What you should do: In the material below, list every line carrying the string "icon".

Data section:
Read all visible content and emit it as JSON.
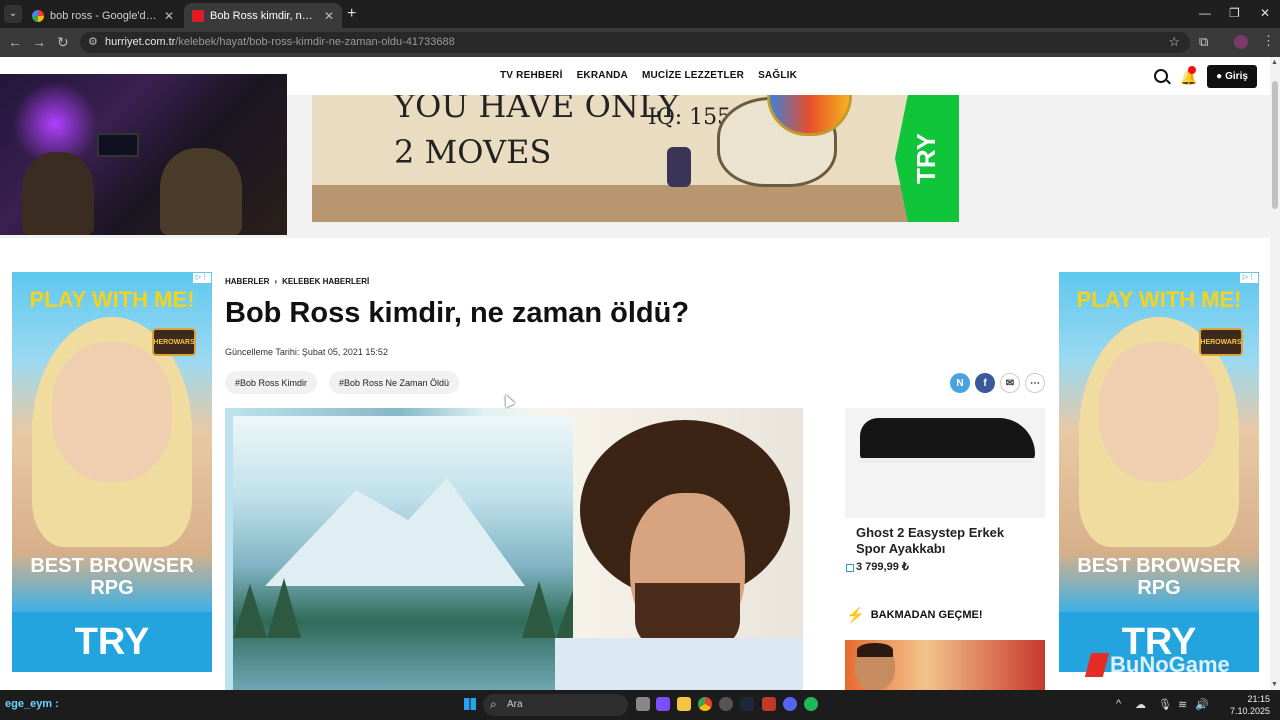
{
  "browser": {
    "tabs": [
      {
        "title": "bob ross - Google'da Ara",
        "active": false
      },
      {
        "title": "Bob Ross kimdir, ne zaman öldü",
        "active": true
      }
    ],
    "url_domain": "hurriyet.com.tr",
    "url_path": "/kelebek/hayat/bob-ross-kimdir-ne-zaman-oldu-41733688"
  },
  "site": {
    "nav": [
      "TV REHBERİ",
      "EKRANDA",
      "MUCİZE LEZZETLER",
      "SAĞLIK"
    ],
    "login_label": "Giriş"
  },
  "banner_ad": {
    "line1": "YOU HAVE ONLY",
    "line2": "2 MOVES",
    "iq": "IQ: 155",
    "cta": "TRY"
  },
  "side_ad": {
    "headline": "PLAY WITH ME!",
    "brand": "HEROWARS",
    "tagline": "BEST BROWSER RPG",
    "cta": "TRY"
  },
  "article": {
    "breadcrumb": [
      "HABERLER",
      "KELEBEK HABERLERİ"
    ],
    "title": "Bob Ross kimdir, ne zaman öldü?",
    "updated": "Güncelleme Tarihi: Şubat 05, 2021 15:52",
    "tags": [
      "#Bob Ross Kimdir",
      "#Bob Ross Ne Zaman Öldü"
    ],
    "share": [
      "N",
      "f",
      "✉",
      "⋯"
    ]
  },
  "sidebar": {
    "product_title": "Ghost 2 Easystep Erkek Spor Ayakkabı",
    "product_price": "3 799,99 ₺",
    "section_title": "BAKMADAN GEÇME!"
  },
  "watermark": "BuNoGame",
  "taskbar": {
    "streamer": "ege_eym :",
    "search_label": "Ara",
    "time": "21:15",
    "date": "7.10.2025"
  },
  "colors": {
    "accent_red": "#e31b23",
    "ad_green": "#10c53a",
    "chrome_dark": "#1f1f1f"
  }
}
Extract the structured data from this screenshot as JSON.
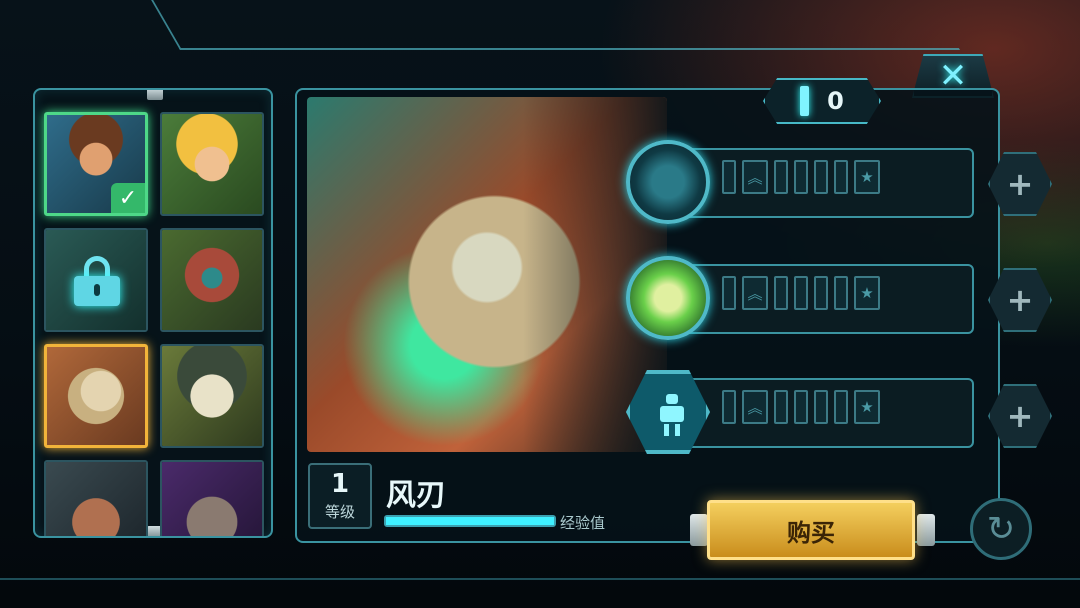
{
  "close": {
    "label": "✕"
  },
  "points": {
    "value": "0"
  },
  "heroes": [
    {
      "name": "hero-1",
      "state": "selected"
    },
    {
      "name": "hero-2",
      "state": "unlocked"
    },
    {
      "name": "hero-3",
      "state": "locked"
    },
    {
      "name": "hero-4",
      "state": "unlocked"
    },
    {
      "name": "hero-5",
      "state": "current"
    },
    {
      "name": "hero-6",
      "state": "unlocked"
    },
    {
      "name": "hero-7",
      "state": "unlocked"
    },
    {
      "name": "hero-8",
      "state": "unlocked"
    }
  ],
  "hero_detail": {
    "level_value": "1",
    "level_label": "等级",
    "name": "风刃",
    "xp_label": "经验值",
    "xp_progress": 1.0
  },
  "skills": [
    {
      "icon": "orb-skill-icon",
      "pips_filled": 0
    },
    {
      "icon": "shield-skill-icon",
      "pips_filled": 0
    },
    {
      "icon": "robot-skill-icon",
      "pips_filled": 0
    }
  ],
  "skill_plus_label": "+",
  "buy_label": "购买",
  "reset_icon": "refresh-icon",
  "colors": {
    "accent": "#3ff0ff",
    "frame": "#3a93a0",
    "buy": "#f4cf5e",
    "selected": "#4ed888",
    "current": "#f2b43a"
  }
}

Task solution:
      "icon": "orb-skill-icon",
      "icon": "shield-skill-icon",
      "icon": "robot-skill-icon",
  "reset_icon": "refresh-icon",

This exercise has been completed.